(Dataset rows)
**********

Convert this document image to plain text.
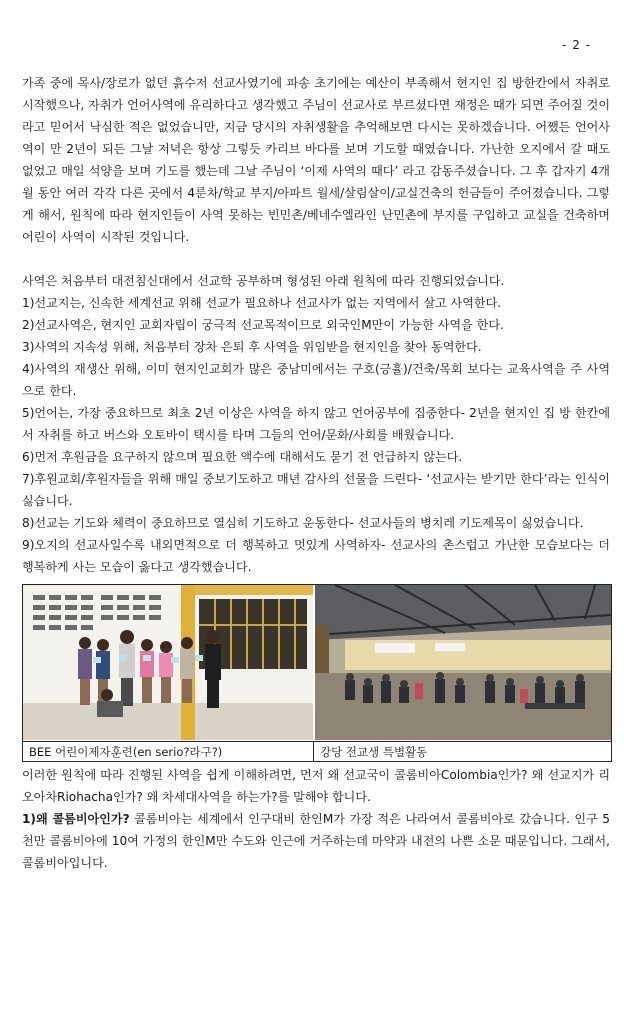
- 2 -

가족 중에 목사/장로가 없던 흙수저 선교사였기에 파송 초기에는 예산이 부족해서 현지인 집 방한칸에서 자취로 시작했으나, 자취가 언어사역에 유리하다고 생각했고 주님이 선교사로 부르셨다면 재정은 때가 되면 주어질 것이라고 믿어서 낙심한 적은 없었습니만, 지금 당시의 자취생활을 추억해보면 다시는 못하겠습니다. 어쨌든 언어사역이 만 2년이 되든 그날 저녁은 항상 그렇듯 카리브 바다를 보며 기도할 때였습니다. 가난한 오지에서 갈 때도 없었고 매일 석양을 보며 기도를 했는데 그날 주님이 ‘이제 사역의 때다’ 라고 감동주셨습니다. 그 후 갑자기 4개월 동안 여러 각각 다른 곳에서 4룬차/학교 부지/아파트 월세/살림살이/교실건축의 헌금들이 주어졌습니다. 그렇게 해서, 원칙에 따라 현지인들이 사역 못하는 빈민촌/베네수엘라인 난민촌에 부지를 구입하고 교실을 건축하며 어린이 사역이 시작된 것입니다.

사역은 처음부터 대전침신대에서 선교학 공부하며 형성된 아래 원칙에 따라 진행되었습니다.

1)선교지는, 신속한 세계선교 위해 선교가 필요하나 선교사가 없는 지역에서 살고 사역한다.

2)선교사역은, 현지인 교회자립이 궁극적 선교목적이므로 외국인M만이 가능한 사역을 한다.

3)사역의 지속성 위해, 처음부터 장차 은퇴 후 사역을 위임받을 현지인을 찾아 동역한다.

4)사역의 재생산 위해, 이미 현지인교회가 많은 중남미에서는 구호(긍휼)/건축/목회 보다는 교육사역을 주 사역으로 한다.

5)언어는, 가장 중요하므로 최초 2년 이상은 사역을 하지 않고 언어공부에 집중한다- 2년을 현지인 집 방 한칸에서 자취를 하고 버스와 오토바이 택시를 타며 그들의 언어/문화/사회를 배웠습니다.

6)먼저 후원금을 요구하지 않으며 필요한 액수에 대해서도 묻기 전 언급하지 않는다.

7)후원교회/후원자들을 위해 매일 중보기도하고 매년 감사의 선물을 드린다- ‘선교사는 받기만 한다’라는 인식이 싫습니다.

8)선교는 기도와 체력이 중요하므로 열심히 기도하고 운동한다- 선교사들의 병치레 기도제목이 싫었습니다.

9)오지의 선교사일수록 내외면적으로 더 행복하고 멋있게 사역하자- 선교사의 촌스럽고 가난한 모습보다는 더 행복하게 사는 모습이 옳다고 생각했습니다.

BEE 어린이제자훈련(en serio?라구?)	강당 전교생 특별활동

이러한 원칙에 따라 진행된 사역을 쉽게 이해하려면, 먼저 왜 선교국이 콜롬비아Colombia인가? 왜 선교지가 리오아차Riohacha인가? 왜 차세대사역을 하는가?를 말해야 합니다.

1)왜 콜롬비아인가? 콜롬비아는 세계에서 인구대비 한인M가 가장 적은 나라여서 콜롬비아로 갔습니다. 인구 5천만 콜롬비아에 10여 가정의 한인M만 수도와 인근에 거주하는데 마약과 내전의 나쁜 소문 때문입니다. 그래서, 콜롬비아입니다.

**********

▸ What the task asks
Locate the word "중요하므로" in the data above. Copy every line carrying it.

▸ Output of the task
5)언어는, 가장 중요하므로 최초 2년 이상은 사역을 하지 않고 언어공부에 집중한다- 2년을 현지인 집 방 한칸에서 자취를 하고 버스와 오토바이 택시를 타며 그들의 언어/문화/사회를 배웠습니다.
8)선교는 기도와 체력이 중요하므로 열심히 기도하고 운동한다- 선교사들의 병치레 기도제목이 싫었습니다.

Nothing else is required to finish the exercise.